## Do this
The answer is one number: how many lines in the data below hold "object".

(Rows from a figure dataset)
·····
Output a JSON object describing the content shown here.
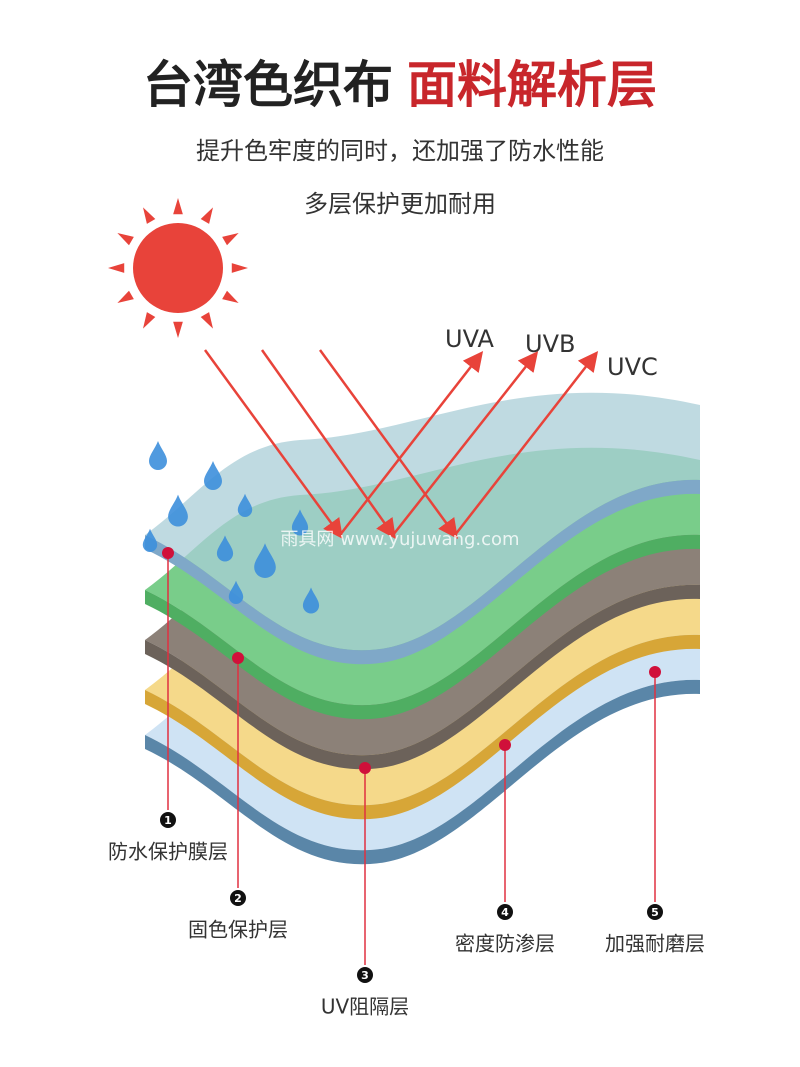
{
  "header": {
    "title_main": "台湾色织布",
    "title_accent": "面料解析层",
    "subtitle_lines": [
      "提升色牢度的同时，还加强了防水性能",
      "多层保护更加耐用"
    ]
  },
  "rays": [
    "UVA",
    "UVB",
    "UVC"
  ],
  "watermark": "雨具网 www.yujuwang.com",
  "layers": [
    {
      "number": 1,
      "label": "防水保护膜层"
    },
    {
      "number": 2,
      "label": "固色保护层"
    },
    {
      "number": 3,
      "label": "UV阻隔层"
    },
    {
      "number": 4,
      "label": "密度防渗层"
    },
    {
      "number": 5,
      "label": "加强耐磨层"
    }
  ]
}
·····
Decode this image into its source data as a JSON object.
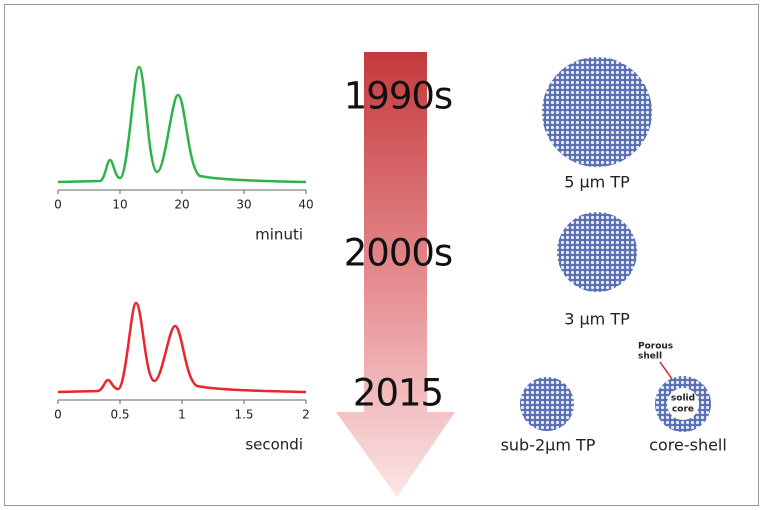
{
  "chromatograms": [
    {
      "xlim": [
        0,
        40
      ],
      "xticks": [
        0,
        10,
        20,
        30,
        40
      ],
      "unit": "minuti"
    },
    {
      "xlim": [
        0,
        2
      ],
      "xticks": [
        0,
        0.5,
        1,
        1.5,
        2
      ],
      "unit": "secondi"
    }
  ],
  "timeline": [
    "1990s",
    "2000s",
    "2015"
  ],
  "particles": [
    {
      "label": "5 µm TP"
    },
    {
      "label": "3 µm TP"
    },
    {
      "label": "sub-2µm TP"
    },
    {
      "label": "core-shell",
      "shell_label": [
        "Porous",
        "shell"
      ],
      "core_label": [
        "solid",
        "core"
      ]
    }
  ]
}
·····
## Exercise output
2